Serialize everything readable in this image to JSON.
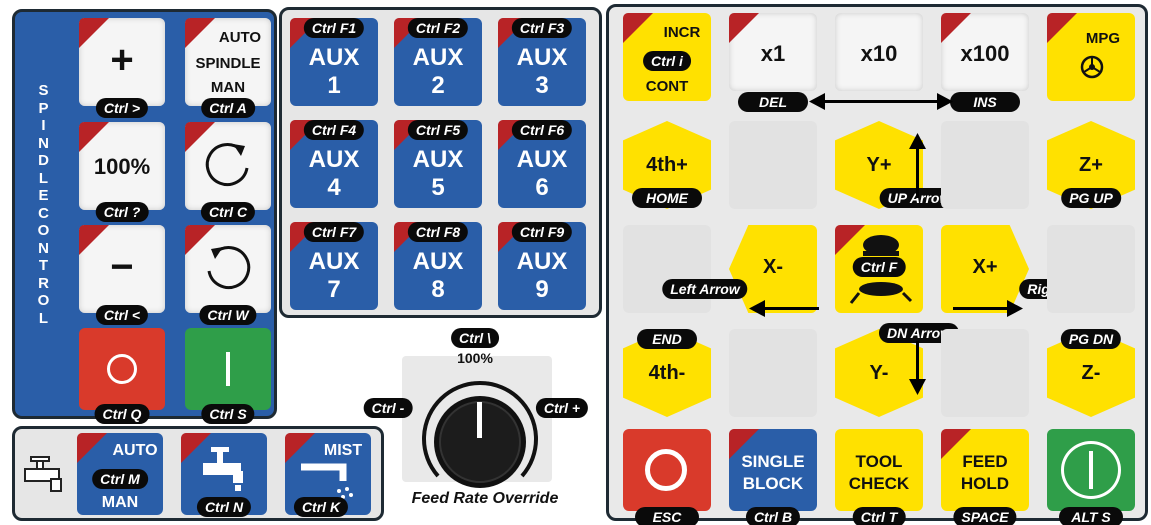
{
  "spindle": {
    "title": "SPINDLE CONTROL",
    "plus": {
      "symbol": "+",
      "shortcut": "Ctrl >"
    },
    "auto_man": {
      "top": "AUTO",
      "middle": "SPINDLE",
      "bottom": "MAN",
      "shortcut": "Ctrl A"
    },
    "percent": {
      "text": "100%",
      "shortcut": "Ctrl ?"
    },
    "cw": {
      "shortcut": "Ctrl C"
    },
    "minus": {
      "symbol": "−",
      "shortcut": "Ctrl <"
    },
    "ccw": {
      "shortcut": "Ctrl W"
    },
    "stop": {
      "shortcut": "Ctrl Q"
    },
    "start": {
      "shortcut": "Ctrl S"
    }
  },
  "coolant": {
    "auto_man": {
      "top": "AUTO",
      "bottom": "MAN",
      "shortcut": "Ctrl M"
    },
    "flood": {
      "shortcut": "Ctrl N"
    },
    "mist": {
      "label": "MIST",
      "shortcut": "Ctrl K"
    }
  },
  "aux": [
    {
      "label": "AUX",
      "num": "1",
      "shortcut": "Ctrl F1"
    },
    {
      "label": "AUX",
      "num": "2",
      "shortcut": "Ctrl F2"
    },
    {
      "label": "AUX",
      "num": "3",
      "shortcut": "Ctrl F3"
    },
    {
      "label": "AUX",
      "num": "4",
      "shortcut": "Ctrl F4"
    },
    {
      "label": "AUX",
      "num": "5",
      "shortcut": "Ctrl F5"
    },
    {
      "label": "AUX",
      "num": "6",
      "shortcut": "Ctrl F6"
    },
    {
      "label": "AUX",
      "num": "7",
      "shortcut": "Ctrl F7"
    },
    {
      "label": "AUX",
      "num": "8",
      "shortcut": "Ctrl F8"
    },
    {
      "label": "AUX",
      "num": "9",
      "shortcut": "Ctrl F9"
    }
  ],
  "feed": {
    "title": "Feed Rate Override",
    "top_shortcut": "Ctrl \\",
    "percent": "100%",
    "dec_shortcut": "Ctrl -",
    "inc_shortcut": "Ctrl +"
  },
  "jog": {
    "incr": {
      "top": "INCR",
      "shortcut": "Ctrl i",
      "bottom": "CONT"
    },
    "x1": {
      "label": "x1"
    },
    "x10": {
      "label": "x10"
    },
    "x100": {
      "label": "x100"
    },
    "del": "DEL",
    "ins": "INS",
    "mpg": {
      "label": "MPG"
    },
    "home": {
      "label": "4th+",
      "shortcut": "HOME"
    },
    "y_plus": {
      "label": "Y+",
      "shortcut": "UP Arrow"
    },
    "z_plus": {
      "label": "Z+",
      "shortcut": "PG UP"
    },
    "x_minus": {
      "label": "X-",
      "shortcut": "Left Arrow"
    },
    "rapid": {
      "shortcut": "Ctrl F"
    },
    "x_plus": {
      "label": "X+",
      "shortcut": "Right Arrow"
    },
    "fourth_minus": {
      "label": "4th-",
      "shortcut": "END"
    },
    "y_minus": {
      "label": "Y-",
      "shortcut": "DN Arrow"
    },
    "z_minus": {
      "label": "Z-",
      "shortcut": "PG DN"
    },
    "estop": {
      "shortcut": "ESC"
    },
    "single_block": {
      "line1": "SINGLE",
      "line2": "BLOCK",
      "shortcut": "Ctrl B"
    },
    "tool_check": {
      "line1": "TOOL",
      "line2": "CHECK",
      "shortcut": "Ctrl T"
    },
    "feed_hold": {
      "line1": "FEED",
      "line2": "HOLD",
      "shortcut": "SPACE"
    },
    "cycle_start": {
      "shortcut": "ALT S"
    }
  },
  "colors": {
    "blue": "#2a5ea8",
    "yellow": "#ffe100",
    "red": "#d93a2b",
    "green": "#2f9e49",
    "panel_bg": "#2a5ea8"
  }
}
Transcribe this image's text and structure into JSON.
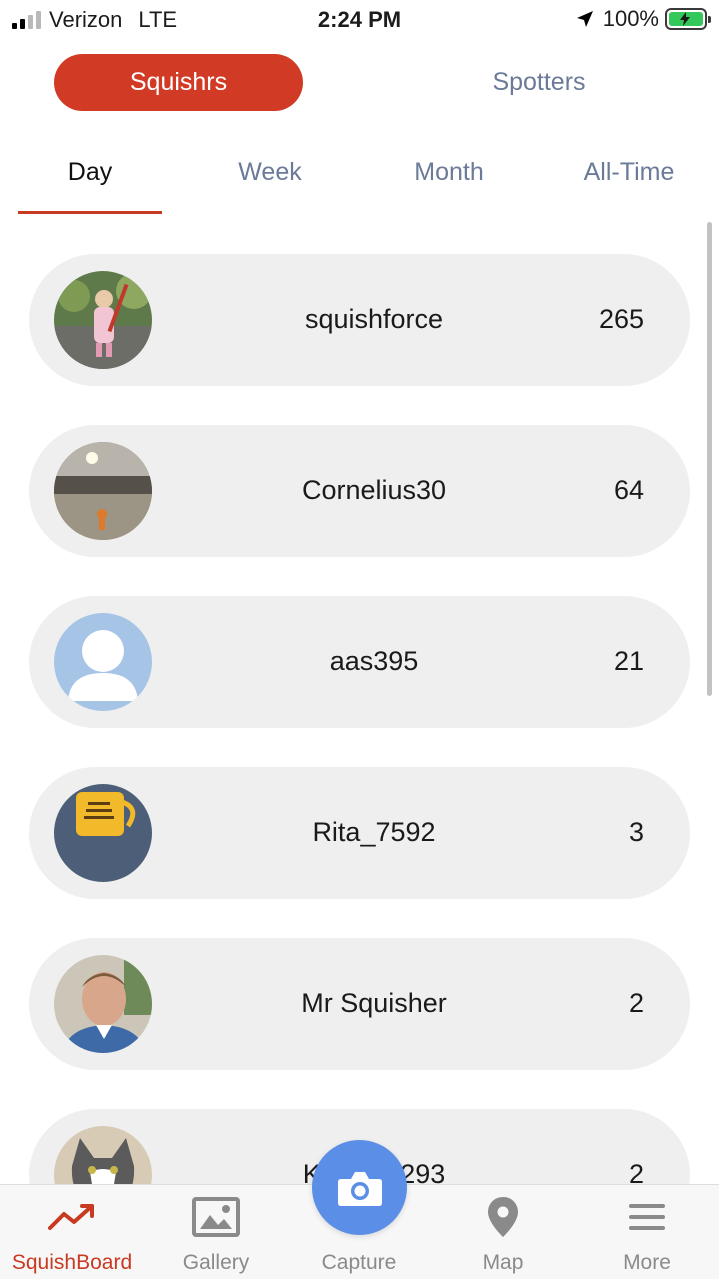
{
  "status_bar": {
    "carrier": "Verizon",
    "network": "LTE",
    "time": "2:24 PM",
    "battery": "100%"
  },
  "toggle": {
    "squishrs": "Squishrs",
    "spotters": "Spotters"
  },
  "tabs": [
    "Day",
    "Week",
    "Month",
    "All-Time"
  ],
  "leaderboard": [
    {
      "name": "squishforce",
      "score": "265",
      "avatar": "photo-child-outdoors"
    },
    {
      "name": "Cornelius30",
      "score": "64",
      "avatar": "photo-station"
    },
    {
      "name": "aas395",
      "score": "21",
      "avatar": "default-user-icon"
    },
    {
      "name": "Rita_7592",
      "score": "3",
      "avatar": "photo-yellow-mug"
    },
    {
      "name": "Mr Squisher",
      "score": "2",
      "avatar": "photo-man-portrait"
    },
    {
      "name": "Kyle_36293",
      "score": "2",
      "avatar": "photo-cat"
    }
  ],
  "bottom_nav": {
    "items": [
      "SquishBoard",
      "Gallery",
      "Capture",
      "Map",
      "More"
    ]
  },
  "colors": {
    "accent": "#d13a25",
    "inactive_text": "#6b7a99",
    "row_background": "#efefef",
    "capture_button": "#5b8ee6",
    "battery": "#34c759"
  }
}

*-*-*

» TO DO: Show the lines of the data that hold the word "this".

» CORRECT RESULT:
Serialize everything readable in this image to JSON.
Transcribe this image's text and structure into JSON.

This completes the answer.